SHORT EXERCISE:
Reproduce every one of the lines below word for word, leaving out the pictures.

ENTRIES SHOWN:

+++

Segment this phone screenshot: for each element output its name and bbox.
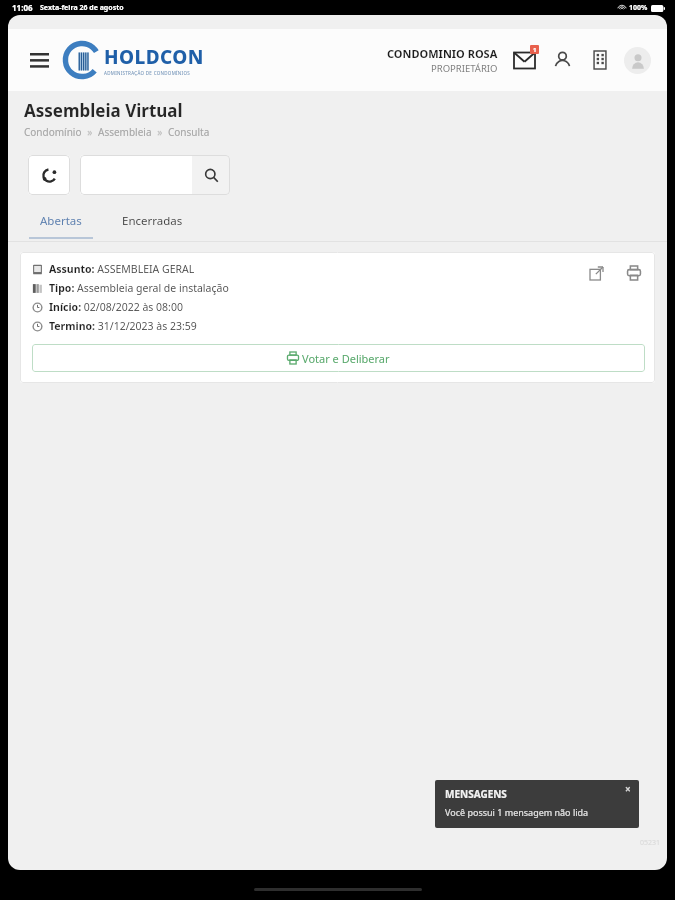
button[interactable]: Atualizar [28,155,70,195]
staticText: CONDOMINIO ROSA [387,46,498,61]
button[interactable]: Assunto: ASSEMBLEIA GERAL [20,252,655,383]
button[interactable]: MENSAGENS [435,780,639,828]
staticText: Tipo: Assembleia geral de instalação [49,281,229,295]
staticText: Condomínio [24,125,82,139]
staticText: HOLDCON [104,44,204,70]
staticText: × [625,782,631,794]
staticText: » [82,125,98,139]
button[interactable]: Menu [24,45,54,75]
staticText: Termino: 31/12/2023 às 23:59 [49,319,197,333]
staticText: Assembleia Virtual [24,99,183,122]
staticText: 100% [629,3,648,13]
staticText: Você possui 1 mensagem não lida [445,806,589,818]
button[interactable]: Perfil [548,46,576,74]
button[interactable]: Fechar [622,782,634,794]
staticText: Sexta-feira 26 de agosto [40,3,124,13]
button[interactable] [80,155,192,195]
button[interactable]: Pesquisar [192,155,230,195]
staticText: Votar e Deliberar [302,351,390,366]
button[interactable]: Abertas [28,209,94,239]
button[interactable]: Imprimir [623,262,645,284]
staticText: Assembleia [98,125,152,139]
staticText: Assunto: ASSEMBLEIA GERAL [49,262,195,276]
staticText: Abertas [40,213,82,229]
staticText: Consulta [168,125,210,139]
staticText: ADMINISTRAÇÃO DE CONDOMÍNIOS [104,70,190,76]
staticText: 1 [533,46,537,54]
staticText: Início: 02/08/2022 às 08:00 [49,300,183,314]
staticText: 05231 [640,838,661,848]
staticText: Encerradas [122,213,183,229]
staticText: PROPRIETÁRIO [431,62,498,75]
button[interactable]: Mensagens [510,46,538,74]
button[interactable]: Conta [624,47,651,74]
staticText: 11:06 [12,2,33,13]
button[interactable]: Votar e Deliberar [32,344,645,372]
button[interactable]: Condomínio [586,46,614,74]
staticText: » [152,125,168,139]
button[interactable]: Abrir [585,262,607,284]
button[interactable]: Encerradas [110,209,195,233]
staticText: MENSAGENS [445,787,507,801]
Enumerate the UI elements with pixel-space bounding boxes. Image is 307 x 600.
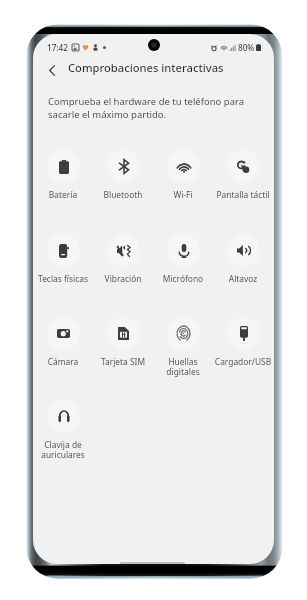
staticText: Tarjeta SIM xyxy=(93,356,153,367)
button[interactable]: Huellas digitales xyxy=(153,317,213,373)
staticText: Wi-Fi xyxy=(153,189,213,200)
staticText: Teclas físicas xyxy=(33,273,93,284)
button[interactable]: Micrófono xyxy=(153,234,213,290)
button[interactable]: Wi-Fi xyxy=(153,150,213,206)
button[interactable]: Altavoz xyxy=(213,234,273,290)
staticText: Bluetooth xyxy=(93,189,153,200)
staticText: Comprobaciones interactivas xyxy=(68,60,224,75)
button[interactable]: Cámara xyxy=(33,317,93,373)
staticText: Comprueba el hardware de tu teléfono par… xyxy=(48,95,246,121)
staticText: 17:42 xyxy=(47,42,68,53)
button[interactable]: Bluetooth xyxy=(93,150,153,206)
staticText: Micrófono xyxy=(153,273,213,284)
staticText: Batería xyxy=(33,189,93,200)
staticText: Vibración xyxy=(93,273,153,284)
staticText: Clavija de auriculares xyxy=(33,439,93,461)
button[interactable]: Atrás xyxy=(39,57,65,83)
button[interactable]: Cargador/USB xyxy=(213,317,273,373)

+++

ANSWER FOR THE TASK:
Segment this phone screenshot: for each element output its name and bbox.
button[interactable]: Atualizar [28,155,70,195]
staticText: CONDOMINIO ROSA [387,46,498,61]
button[interactable]: Assunto: ASSEMBLEIA GERAL [20,252,655,383]
button[interactable]: MENSAGENS [435,780,639,828]
staticText: Tipo: Assembleia geral de instalação [49,281,229,295]
staticText: Condomínio [24,125,82,139]
staticText: HOLDCON [104,44,204,70]
staticText: × [625,782,631,794]
staticText: » [82,125,98,139]
button[interactable]: Menu [24,45,54,75]
staticText: Termino: 31/12/2023 às 23:59 [49,319,197,333]
staticText: Assembleia Virtual [24,99,183,122]
staticText: 100% [629,3,648,13]
staticText: Você possui 1 mensagem não lida [445,806,589,818]
button[interactable]: Perfil [548,46,576,74]
button[interactable]: Fechar [622,782,634,794]
staticText: Sexta-feira 26 de agosto [40,3,124,13]
button[interactable] [80,155,192,195]
button[interactable]: Pesquisar [192,155,230,195]
staticText: Votar e Deliberar [302,351,390,366]
button[interactable]: Abertas [28,209,94,239]
button[interactable]: Imprimir [623,262,645,284]
staticText: Assembleia [98,125,152,139]
staticText: Assunto: ASSEMBLEIA GERAL [49,262,195,276]
staticText: Abertas [40,213,82,229]
staticText: Consulta [168,125,210,139]
staticText: ADMINISTRAÇÃO DE CONDOMÍNIOS [104,70,190,76]
staticText: 1 [533,46,537,54]
staticText: Início: 02/08/2022 às 08:00 [49,300,183,314]
staticText: 05231 [640,838,661,848]
staticText: Encerradas [122,213,183,229]
staticText: PROPRIETÁRIO [431,62,498,75]
button[interactable]: Mensagens [510,46,538,74]
button[interactable]: Conta [624,47,651,74]
staticText: 11:06 [12,2,33,13]
button[interactable]: Votar e Deliberar [32,344,645,372]
button[interactable]: Condomínio [586,46,614,74]
staticText: » [152,125,168,139]
button[interactable]: Abrir [585,262,607,284]
button[interactable]: Encerradas [110,209,195,233]
staticText: MENSAGENS [445,787,507,801]
Enumerate the UI elements with pixel-space bounding boxes. Image is 307 x 600.
staticText: Tarjeta SIM xyxy=(93,356,153,367)
button[interactable]: Huellas digitales xyxy=(153,317,213,373)
staticText: Wi-Fi xyxy=(153,189,213,200)
staticText: Teclas físicas xyxy=(33,273,93,284)
button[interactable]: Micrófono xyxy=(153,234,213,290)
button[interactable]: Wi-Fi xyxy=(153,150,213,206)
button[interactable]: Altavoz xyxy=(213,234,273,290)
staticText: Bluetooth xyxy=(93,189,153,200)
staticText: Comprobaciones interactivas xyxy=(68,60,224,75)
button[interactable]: Cámara xyxy=(33,317,93,373)
staticText: Comprueba el hardware de tu teléfono par… xyxy=(48,95,246,121)
staticText: 17:42 xyxy=(47,42,68,53)
button[interactable]: Bluetooth xyxy=(93,150,153,206)
staticText: Micrófono xyxy=(153,273,213,284)
staticText: Batería xyxy=(33,189,93,200)
staticText: Vibración xyxy=(93,273,153,284)
staticText: Clavija de auriculares xyxy=(33,439,93,461)
button[interactable]: Atrás xyxy=(39,57,65,83)
button[interactable]: Cargador/USB xyxy=(213,317,273,373)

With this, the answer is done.